[Lines of data]
+ + +
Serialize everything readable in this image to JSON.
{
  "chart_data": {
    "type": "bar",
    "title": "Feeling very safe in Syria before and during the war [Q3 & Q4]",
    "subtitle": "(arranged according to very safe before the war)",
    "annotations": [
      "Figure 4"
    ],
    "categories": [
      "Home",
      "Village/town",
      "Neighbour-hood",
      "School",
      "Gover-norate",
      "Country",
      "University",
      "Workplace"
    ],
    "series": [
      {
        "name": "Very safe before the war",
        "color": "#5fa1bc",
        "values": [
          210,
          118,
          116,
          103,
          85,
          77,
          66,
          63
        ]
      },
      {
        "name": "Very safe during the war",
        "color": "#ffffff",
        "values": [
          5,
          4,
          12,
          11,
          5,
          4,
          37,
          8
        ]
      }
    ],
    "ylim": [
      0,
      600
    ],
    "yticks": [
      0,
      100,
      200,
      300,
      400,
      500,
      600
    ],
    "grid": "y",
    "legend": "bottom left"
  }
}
+ + +
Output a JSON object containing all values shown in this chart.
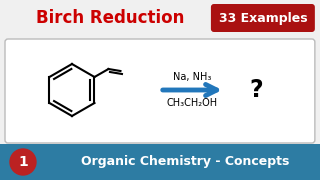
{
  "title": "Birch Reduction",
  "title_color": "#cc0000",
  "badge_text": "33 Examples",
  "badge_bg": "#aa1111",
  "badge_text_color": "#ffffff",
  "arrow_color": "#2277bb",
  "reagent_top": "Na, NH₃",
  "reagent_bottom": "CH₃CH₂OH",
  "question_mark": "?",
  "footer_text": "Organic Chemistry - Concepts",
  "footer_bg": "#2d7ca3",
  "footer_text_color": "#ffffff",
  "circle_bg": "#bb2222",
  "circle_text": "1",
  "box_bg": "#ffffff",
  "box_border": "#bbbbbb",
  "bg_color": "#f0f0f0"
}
+ + +
§ Written instruction:
From the data above, copy each line where the string "this" appears.

§ The output:
Serialize everything readable in this image to JSON.
Output a JSON object containing all values shown in this chart.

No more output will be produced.